Aim »
From the entries below, tally how many lines contain "Extrato" and report only that figure.

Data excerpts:
__________________________________________________

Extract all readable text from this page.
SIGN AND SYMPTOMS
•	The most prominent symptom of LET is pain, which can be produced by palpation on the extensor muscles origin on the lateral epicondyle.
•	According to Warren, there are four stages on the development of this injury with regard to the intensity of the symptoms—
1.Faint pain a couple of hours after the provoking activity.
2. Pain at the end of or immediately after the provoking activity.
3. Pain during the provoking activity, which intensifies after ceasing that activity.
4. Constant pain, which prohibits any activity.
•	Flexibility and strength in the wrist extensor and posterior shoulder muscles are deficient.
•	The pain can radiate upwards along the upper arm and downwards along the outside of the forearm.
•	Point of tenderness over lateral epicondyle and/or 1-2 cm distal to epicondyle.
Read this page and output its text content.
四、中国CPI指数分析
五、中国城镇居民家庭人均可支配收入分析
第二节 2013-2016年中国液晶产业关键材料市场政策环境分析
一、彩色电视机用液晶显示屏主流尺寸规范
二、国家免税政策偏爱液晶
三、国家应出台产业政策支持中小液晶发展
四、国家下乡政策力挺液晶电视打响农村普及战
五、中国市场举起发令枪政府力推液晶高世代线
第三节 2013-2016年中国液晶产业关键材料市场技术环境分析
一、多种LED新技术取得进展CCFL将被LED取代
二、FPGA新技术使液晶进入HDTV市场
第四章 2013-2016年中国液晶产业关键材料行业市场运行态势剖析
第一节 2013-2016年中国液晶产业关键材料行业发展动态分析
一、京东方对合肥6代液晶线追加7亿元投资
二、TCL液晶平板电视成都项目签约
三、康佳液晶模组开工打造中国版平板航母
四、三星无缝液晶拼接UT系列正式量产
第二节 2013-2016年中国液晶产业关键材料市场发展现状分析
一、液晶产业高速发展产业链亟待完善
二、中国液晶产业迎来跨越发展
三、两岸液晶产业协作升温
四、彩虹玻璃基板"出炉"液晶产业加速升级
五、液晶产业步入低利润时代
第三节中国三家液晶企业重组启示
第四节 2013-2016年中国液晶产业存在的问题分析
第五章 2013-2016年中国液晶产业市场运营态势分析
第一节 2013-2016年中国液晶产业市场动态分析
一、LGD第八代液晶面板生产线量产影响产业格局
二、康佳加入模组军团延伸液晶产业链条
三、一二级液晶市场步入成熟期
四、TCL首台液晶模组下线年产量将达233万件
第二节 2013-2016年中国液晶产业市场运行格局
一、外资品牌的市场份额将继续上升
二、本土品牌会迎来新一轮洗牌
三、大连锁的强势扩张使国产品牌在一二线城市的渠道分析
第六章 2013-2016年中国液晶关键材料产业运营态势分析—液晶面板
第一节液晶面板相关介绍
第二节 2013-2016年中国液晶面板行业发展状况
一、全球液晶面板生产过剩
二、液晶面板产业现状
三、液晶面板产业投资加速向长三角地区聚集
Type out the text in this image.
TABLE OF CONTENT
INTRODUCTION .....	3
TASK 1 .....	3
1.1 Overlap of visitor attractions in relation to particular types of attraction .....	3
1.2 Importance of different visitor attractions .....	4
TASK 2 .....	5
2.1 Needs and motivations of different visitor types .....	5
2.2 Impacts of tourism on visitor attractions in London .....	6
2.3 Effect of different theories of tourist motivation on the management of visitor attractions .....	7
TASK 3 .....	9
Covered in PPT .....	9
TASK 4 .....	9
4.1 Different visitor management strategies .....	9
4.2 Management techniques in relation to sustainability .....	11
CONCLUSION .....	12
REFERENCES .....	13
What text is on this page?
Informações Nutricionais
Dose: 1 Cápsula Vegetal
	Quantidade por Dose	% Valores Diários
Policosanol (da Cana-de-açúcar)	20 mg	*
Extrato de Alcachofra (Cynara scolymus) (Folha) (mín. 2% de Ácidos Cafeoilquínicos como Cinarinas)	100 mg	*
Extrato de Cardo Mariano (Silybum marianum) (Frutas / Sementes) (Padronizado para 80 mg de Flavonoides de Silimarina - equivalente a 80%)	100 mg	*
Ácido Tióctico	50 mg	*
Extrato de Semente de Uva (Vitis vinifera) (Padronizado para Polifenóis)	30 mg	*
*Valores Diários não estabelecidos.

__________________________________________________

Answer in full »
3